**Written instruction:** All records should be reproduced verbatim.

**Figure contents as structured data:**
************

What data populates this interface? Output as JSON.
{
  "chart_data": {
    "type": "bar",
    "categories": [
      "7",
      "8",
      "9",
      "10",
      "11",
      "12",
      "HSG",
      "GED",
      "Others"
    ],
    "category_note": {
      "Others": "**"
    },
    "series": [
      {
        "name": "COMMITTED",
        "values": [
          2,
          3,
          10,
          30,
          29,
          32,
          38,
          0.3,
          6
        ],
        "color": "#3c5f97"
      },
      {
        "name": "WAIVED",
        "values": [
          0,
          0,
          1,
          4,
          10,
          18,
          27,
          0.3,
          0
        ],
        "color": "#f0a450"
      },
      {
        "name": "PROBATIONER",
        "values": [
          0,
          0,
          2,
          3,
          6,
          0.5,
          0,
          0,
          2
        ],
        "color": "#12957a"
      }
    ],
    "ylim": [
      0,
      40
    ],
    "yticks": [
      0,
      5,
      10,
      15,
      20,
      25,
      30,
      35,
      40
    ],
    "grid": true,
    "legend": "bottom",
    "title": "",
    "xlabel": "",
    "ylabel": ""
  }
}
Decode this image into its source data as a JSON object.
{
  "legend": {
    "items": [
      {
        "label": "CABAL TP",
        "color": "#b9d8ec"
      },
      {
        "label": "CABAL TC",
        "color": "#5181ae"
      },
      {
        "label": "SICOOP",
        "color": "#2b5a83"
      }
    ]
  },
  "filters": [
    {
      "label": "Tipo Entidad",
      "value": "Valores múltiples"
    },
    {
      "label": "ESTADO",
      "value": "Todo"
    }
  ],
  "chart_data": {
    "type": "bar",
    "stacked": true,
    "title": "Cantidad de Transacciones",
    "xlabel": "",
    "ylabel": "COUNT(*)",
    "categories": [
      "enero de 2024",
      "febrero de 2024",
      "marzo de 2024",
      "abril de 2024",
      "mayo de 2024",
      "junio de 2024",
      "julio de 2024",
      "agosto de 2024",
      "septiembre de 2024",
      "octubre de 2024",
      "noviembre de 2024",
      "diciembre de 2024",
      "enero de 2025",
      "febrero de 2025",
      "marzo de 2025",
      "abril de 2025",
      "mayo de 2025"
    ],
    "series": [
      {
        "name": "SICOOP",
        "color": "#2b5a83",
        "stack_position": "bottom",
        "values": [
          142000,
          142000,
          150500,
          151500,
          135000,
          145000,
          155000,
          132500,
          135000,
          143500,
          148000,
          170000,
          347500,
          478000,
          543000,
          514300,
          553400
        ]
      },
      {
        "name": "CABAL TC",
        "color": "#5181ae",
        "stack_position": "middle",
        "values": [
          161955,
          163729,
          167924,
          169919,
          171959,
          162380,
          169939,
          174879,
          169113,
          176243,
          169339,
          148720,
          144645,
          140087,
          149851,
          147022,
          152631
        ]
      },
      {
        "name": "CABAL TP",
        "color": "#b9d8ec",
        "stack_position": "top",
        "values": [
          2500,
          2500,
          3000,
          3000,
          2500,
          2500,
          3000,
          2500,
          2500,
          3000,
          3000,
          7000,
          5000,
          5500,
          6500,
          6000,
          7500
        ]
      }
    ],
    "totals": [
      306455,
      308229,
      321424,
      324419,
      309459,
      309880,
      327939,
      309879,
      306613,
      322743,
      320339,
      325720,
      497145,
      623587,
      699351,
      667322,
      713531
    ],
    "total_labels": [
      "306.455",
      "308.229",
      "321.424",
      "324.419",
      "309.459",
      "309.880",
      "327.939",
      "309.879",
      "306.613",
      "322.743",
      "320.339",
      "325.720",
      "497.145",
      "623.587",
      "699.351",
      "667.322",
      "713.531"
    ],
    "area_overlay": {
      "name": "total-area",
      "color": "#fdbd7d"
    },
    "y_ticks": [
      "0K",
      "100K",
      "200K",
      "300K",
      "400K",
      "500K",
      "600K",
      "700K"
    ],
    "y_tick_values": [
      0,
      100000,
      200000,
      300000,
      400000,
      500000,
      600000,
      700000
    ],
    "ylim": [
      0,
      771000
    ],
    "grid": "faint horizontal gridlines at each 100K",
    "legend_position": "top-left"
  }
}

************

**Answer:**
What data populates this interface? Output as JSON.
{
  "chart_data": {
    "type": "bar",
    "categories": [
      "7",
      "8",
      "9",
      "10",
      "11",
      "12",
      "HSG",
      "GED",
      "Others"
    ],
    "category_note": {
      "Others": "**"
    },
    "series": [
      {
        "name": "COMMITTED",
        "values": [
          2,
          3,
          10,
          30,
          29,
          32,
          38,
          0.3,
          6
        ],
        "color": "#3c5f97"
      },
      {
        "name": "WAIVED",
        "values": [
          0,
          0,
          1,
          4,
          10,
          18,
          27,
          0.3,
          0
        ],
        "color": "#f0a450"
      },
      {
        "name": "PROBATIONER",
        "values": [
          0,
          0,
          2,
          3,
          6,
          0.5,
          0,
          0,
          2
        ],
        "color": "#12957a"
      }
    ],
    "ylim": [
      0,
      40
    ],
    "yticks": [
      0,
      5,
      10,
      15,
      20,
      25,
      30,
      35,
      40
    ],
    "grid": true,
    "legend": "bottom",
    "title": "",
    "xlabel": "",
    "ylabel": ""
  }
}
Decode this image into its source data as a JSON object.
{
  "legend": {
    "items": [
      {
        "label": "CABAL TP",
        "color": "#b9d8ec"
      },
      {
        "label": "CABAL TC",
        "color": "#5181ae"
      },
      {
        "label": "SICOOP",
        "color": "#2b5a83"
      }
    ]
  },
  "filters": [
    {
      "label": "Tipo Entidad",
      "value": "Valores múltiples"
    },
    {
      "label": "ESTADO",
      "value": "Todo"
    }
  ],
  "chart_data": {
    "type": "bar",
    "stacked": true,
    "title": "Cantidad de Transacciones",
    "xlabel": "",
    "ylabel": "COUNT(*)",
    "categories": [
      "enero de 2024",
      "febrero de 2024",
      "marzo de 2024",
      "abril de 2024",
      "mayo de 2024",
      "junio de 2024",
      "julio de 2024",
      "agosto de 2024",
      "septiembre de 2024",
      "octubre de 2024",
      "noviembre de 2024",
      "diciembre de 2024",
      "enero de 2025",
      "febrero de 2025",
      "marzo de 2025",
      "abril de 2025",
      "mayo de 2025"
    ],
    "series": [
      {
        "name": "SICOOP",
        "color": "#2b5a83",
        "stack_position": "bottom",
        "values": [
          142000,
          142000,
          150500,
          151500,
          135000,
          145000,
          155000,
          132500,
          135000,
          143500,
          148000,
          170000,
          347500,
          478000,
          543000,
          514300,
          553400
        ]
      },
      {
        "name": "CABAL TC",
        "color": "#5181ae",
        "stack_position": "middle",
        "values": [
          161955,
          163729,
          167924,
          169919,
          171959,
          162380,
          169939,
          174879,
          169113,
          176243,
          169339,
          148720,
          144645,
          140087,
          149851,
          147022,
          152631
        ]
      },
      {
        "name": "CABAL TP",
        "color": "#b9d8ec",
        "stack_position": "top",
        "values": [
          2500,
          2500,
          3000,
          3000,
          2500,
          2500,
          3000,
          2500,
          2500,
          3000,
          3000,
          7000,
          5000,
          5500,
          6500,
          6000,
          7500
        ]
      }
    ],
    "totals": [
      306455,
      308229,
      321424,
      324419,
      309459,
      309880,
      327939,
      309879,
      306613,
      322743,
      320339,
      325720,
      497145,
      623587,
      699351,
      667322,
      713531
    ],
    "total_labels": [
      "306.455",
      "308.229",
      "321.424",
      "324.419",
      "309.459",
      "309.880",
      "327.939",
      "309.879",
      "306.613",
      "322.743",
      "320.339",
      "325.720",
      "497.145",
      "623.587",
      "699.351",
      "667.322",
      "713.531"
    ],
    "area_overlay": {
      "name": "total-area",
      "color": "#fdbd7d"
    },
    "y_ticks": [
      "0K",
      "100K",
      "200K",
      "300K",
      "400K",
      "500K",
      "600K",
      "700K"
    ],
    "y_tick_values": [
      0,
      100000,
      200000,
      300000,
      400000,
      500000,
      600000,
      700000
    ],
    "ylim": [
      0,
      771000
    ],
    "grid": "faint horizontal gridlines at each 100K",
    "legend_position": "top-left"
  }
}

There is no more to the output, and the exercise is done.